*Directive*:
Without altering anything, repeat each of the records.

*Material for this exercise*:
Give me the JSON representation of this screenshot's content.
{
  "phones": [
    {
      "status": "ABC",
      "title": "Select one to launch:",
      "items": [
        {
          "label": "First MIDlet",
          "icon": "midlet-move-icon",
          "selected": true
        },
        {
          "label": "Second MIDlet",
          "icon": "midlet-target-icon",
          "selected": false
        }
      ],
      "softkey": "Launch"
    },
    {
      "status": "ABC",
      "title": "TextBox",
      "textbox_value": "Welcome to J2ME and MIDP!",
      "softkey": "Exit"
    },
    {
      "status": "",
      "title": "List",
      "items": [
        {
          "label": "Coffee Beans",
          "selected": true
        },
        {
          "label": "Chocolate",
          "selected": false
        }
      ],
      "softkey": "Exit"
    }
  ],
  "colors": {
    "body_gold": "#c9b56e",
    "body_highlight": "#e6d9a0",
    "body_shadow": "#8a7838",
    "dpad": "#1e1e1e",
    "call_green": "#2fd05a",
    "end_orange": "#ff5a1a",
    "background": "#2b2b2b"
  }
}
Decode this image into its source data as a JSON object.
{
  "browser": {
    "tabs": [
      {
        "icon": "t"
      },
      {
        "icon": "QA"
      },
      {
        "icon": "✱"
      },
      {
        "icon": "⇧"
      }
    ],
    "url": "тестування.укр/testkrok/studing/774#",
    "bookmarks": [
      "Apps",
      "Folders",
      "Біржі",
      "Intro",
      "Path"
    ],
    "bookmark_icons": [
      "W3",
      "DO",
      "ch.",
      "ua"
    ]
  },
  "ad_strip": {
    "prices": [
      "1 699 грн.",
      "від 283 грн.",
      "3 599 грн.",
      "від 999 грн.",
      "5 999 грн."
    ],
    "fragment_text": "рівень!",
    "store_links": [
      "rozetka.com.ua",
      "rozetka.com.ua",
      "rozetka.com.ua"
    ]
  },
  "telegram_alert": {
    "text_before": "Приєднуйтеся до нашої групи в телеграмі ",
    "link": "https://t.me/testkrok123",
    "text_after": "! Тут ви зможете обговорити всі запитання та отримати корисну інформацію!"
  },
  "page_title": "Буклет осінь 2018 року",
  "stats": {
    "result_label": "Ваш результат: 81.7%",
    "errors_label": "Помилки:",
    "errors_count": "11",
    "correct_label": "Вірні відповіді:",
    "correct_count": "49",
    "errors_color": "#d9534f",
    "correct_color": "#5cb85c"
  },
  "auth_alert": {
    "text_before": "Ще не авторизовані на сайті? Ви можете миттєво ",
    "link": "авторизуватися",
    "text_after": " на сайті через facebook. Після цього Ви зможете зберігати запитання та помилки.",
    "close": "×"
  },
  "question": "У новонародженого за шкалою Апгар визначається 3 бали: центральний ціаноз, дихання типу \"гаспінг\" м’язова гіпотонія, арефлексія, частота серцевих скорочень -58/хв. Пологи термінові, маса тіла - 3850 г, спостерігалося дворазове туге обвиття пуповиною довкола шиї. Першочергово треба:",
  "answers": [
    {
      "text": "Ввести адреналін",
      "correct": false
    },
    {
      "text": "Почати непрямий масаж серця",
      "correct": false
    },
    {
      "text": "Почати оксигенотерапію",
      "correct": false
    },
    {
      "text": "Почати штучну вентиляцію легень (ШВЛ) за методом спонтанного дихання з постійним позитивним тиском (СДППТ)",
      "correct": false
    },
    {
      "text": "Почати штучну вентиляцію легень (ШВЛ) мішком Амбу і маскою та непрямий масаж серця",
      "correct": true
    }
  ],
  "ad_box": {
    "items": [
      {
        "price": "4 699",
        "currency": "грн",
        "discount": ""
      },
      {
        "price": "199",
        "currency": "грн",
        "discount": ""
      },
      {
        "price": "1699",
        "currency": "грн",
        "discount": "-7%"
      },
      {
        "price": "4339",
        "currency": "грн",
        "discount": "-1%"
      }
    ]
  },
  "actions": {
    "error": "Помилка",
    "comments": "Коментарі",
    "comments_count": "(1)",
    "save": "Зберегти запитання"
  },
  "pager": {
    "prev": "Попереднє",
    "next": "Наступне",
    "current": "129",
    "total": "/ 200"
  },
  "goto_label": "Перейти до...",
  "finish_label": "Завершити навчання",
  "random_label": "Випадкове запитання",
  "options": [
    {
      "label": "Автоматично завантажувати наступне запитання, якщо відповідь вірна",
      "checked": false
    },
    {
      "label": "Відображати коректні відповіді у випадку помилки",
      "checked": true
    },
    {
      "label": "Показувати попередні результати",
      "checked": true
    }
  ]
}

*Solution to the problem*:
Give me the JSON representation of this screenshot's content.
{
  "phones": [
    {
      "status": "ABC",
      "title": "Select one to launch:",
      "items": [
        {
          "label": "First MIDlet",
          "icon": "midlet-move-icon",
          "selected": true
        },
        {
          "label": "Second MIDlet",
          "icon": "midlet-target-icon",
          "selected": false
        }
      ],
      "softkey": "Launch"
    },
    {
      "status": "ABC",
      "title": "TextBox",
      "textbox_value": "Welcome to J2ME and MIDP!",
      "softkey": "Exit"
    },
    {
      "status": "",
      "title": "List",
      "items": [
        {
          "label": "Coffee Beans",
          "selected": true
        },
        {
          "label": "Chocolate",
          "selected": false
        }
      ],
      "softkey": "Exit"
    }
  ],
  "colors": {
    "body_gold": "#c9b56e",
    "body_highlight": "#e6d9a0",
    "body_shadow": "#8a7838",
    "dpad": "#1e1e1e",
    "call_green": "#2fd05a",
    "end_orange": "#ff5a1a",
    "background": "#2b2b2b"
  }
}
Decode this image into its source data as a JSON object.
{
  "browser": {
    "tabs": [
      {
        "icon": "t"
      },
      {
        "icon": "QA"
      },
      {
        "icon": "✱"
      },
      {
        "icon": "⇧"
      }
    ],
    "url": "тестування.укр/testkrok/studing/774#",
    "bookmarks": [
      "Apps",
      "Folders",
      "Біржі",
      "Intro",
      "Path"
    ],
    "bookmark_icons": [
      "W3",
      "DO",
      "ch.",
      "ua"
    ]
  },
  "ad_strip": {
    "prices": [
      "1 699 грн.",
      "від 283 грн.",
      "3 599 грн.",
      "від 999 грн.",
      "5 999 грн."
    ],
    "fragment_text": "рівень!",
    "store_links": [
      "rozetka.com.ua",
      "rozetka.com.ua",
      "rozetka.com.ua"
    ]
  },
  "telegram_alert": {
    "text_before": "Приєднуйтеся до нашої групи в телеграмі ",
    "link": "https://t.me/testkrok123",
    "text_after": "! Тут ви зможете обговорити всі запитання та отримати корисну інформацію!"
  },
  "page_title": "Буклет осінь 2018 року",
  "stats": {
    "result_label": "Ваш результат: 81.7%",
    "errors_label": "Помилки:",
    "errors_count": "11",
    "correct_label": "Вірні відповіді:",
    "correct_count": "49",
    "errors_color": "#d9534f",
    "correct_color": "#5cb85c"
  },
  "auth_alert": {
    "text_before": "Ще не авторизовані на сайті? Ви можете миттєво ",
    "link": "авторизуватися",
    "text_after": " на сайті через facebook. Після цього Ви зможете зберігати запитання та помилки.",
    "close": "×"
  },
  "question": "У новонародженого за шкалою Апгар визначається 3 бали: центральний ціаноз, дихання типу \"гаспінг\" м’язова гіпотонія, арефлексія, частота серцевих скорочень -58/хв. Пологи термінові, маса тіла - 3850 г, спостерігалося дворазове туге обвиття пуповиною довкола шиї. Першочергово треба:",
  "answers": [
    {
      "text": "Ввести адреналін",
      "correct": false
    },
    {
      "text": "Почати непрямий масаж серця",
      "correct": false
    },
    {
      "text": "Почати оксигенотерапію",
      "correct": false
    },
    {
      "text": "Почати штучну вентиляцію легень (ШВЛ) за методом спонтанного дихання з постійним позитивним тиском (СДППТ)",
      "correct": false
    },
    {
      "text": "Почати штучну вентиляцію легень (ШВЛ) мішком Амбу і маскою та непрямий масаж серця",
      "correct": true
    }
  ],
  "ad_box": {
    "items": [
      {
        "price": "4 699",
        "currency": "грн",
        "discount": ""
      },
      {
        "price": "199",
        "currency": "грн",
        "discount": ""
      },
      {
        "price": "1699",
        "currency": "грн",
        "discount": "-7%"
      },
      {
        "price": "4339",
        "currency": "грн",
        "discount": "-1%"
      }
    ]
  },
  "actions": {
    "error": "Помилка",
    "comments": "Коментарі",
    "comments_count": "(1)",
    "save": "Зберегти запитання"
  },
  "pager": {
    "prev": "Попереднє",
    "next": "Наступне",
    "current": "129",
    "total": "/ 200"
  },
  "goto_label": "Перейти до...",
  "finish_label": "Завершити навчання",
  "random_label": "Випадкове запитання",
  "options": [
    {
      "label": "Автоматично завантажувати наступне запитання, якщо відповідь вірна",
      "checked": false
    },
    {
      "label": "Відображати коректні відповіді у випадку помилки",
      "checked": true
    },
    {
      "label": "Показувати попередні результати",
      "checked": true
    }
  ]
}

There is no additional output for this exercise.